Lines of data
◆ ◆ ◆ ◆
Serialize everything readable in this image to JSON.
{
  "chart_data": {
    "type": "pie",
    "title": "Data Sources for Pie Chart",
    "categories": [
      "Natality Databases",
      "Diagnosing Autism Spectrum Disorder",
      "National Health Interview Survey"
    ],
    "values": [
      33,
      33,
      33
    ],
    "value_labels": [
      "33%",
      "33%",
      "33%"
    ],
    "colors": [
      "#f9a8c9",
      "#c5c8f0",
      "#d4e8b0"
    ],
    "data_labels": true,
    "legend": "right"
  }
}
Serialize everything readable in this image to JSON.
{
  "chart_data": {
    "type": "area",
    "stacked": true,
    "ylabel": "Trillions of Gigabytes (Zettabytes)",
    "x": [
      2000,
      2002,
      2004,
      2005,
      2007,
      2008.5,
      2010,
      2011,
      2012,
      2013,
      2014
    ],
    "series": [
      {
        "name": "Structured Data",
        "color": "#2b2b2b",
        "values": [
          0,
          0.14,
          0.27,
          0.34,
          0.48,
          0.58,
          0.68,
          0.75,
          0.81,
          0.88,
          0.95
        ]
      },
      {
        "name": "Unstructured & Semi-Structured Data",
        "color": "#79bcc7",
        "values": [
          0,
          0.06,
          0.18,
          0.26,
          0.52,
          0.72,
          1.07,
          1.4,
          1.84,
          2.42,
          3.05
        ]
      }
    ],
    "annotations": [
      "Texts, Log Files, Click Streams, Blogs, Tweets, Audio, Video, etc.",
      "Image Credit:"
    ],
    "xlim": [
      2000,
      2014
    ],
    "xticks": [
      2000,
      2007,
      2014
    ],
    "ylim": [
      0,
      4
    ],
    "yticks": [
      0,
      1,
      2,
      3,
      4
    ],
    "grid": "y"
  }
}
◆ ◆ ◆ ◆
_TASK BRIEF_
Copy out every line that includes the word "Structured".

_SOLUTION TO THE PROBLEM_
        "name": "Structured Data",
        "name": "Unstructured & Semi-Structured Data",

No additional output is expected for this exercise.